▶ **WHAT THE EXERCISE ASKS**: Check each line of the data below for the word "bilen", then extract the ones that have it.

Recorded data:
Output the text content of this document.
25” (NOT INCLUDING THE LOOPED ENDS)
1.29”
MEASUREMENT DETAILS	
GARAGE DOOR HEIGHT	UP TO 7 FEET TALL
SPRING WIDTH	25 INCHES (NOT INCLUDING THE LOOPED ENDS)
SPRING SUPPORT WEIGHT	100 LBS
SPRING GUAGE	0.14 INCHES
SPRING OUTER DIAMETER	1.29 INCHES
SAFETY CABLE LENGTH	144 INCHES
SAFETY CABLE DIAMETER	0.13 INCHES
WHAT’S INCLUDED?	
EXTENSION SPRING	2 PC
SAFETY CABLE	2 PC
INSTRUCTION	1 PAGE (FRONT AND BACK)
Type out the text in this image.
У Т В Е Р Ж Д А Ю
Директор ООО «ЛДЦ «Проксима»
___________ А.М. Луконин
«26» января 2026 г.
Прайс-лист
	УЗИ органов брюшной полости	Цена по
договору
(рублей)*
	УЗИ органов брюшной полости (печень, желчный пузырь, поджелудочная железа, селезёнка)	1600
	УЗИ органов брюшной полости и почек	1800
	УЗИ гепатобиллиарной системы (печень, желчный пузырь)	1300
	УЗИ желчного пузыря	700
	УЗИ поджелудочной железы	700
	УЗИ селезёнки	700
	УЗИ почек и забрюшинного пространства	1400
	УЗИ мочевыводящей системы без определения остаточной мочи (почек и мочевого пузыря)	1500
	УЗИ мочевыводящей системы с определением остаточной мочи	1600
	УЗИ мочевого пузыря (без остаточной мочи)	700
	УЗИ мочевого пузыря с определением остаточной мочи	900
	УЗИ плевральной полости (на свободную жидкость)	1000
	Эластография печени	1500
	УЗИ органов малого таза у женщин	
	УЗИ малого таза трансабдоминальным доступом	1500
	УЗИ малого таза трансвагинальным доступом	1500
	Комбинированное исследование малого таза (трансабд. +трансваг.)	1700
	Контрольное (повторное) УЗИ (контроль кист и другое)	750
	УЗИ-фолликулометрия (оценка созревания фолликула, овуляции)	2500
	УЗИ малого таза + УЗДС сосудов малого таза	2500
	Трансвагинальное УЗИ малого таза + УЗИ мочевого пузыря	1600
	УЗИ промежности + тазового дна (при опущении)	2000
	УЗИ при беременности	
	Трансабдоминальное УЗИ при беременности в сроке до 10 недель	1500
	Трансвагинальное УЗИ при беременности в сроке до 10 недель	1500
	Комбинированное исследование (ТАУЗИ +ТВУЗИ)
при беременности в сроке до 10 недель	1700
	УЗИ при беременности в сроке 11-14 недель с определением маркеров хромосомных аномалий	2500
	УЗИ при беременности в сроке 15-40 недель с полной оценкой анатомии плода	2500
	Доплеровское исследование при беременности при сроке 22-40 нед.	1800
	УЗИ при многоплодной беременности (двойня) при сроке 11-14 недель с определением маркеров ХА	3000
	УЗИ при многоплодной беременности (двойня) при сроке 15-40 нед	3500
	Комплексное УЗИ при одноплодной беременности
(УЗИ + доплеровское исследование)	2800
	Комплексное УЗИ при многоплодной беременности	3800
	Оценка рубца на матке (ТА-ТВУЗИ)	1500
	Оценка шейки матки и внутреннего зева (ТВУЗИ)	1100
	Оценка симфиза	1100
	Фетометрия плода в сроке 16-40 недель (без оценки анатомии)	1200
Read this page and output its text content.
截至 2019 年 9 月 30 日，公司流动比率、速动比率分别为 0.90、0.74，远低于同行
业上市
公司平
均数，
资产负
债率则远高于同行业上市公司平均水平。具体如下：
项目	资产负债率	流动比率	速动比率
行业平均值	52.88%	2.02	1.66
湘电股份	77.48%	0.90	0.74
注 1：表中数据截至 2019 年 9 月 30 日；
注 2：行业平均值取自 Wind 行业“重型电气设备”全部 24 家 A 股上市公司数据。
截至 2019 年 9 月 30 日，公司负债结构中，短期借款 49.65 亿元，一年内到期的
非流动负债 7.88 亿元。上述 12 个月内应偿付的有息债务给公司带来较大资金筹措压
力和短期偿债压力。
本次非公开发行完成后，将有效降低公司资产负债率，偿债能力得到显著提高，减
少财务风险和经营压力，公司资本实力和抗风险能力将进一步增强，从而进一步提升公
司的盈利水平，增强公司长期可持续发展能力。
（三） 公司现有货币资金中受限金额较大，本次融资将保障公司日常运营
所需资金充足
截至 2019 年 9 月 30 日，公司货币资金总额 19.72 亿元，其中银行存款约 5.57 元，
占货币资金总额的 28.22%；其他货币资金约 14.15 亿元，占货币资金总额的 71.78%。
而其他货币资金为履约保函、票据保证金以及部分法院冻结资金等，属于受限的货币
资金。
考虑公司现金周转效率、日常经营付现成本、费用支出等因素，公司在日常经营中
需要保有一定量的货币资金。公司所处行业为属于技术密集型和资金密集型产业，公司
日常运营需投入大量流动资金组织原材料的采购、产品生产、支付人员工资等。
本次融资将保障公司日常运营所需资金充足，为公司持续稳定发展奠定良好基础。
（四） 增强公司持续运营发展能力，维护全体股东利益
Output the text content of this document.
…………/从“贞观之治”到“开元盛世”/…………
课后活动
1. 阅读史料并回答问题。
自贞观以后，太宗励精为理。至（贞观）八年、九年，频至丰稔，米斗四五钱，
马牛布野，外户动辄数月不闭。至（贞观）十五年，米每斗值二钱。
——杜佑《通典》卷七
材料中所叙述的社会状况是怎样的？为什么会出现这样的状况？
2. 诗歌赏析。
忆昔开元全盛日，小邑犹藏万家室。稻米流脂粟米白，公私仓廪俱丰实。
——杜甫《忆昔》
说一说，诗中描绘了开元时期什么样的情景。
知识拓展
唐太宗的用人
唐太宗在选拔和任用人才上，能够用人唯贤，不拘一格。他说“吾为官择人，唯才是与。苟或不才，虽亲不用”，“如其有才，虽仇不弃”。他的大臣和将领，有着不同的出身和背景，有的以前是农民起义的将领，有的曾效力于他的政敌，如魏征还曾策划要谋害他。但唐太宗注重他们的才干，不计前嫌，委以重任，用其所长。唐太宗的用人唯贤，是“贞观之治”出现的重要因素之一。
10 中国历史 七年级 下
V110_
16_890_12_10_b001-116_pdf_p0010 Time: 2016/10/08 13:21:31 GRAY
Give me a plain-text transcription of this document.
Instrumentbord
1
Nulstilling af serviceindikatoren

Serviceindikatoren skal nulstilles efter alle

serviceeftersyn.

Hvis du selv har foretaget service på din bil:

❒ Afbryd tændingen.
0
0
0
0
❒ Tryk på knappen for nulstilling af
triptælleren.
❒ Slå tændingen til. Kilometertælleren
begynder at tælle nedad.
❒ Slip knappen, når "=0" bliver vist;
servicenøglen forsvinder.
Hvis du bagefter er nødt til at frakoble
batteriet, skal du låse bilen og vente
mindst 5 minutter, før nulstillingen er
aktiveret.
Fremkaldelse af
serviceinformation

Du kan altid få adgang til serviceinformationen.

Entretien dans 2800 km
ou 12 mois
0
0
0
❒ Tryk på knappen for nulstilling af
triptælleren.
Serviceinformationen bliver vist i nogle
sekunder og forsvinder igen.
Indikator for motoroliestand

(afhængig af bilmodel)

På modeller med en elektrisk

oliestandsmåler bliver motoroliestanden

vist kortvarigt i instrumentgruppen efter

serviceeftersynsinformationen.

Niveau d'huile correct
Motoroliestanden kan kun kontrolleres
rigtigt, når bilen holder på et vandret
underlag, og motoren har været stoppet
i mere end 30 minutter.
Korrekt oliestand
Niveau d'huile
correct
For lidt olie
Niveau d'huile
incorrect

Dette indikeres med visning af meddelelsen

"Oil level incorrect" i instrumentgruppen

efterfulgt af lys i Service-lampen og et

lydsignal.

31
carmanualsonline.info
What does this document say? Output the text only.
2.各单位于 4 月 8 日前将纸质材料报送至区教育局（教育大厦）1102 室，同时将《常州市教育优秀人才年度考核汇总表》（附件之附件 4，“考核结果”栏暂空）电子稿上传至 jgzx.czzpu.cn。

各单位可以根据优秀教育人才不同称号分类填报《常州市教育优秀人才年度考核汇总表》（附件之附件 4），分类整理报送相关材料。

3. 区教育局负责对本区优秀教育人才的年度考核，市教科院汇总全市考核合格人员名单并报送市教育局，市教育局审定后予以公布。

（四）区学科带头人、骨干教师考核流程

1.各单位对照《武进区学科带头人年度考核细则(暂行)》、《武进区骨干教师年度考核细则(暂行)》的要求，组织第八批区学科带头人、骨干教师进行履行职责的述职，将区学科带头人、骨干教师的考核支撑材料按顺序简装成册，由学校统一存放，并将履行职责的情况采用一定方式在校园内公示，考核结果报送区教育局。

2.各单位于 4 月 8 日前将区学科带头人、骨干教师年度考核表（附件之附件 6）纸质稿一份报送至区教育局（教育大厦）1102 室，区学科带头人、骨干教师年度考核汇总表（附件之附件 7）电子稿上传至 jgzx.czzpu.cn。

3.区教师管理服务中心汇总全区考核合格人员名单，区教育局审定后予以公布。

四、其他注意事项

▶ **FINISHED ANSWER**:
batteriet, skal du låse bilen og vente
rigtigt, når bilen holder på et vandret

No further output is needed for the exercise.